* Exercise objective
Look through the data below. Pick out the lines holding the string "almost".

[Dataset entries]
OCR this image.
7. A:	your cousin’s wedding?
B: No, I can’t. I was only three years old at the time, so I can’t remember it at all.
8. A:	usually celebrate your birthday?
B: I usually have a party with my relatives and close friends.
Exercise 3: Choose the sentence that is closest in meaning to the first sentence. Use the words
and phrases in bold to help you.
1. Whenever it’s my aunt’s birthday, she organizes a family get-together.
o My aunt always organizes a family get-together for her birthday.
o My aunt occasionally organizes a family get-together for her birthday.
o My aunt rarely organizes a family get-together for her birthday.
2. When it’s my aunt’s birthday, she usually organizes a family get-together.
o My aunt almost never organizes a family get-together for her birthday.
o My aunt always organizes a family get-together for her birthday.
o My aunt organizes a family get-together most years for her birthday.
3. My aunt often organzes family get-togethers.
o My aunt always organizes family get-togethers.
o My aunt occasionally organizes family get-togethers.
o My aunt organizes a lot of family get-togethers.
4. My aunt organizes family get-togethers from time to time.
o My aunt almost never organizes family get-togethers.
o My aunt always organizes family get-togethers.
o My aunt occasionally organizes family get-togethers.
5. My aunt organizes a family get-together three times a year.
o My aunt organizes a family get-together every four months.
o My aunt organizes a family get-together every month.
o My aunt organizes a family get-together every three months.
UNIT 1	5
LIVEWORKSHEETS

* Solution for this exercise
o My aunt almost never organizes a family get-together for her birthday.
o My aunt almost never organizes family get-togethers.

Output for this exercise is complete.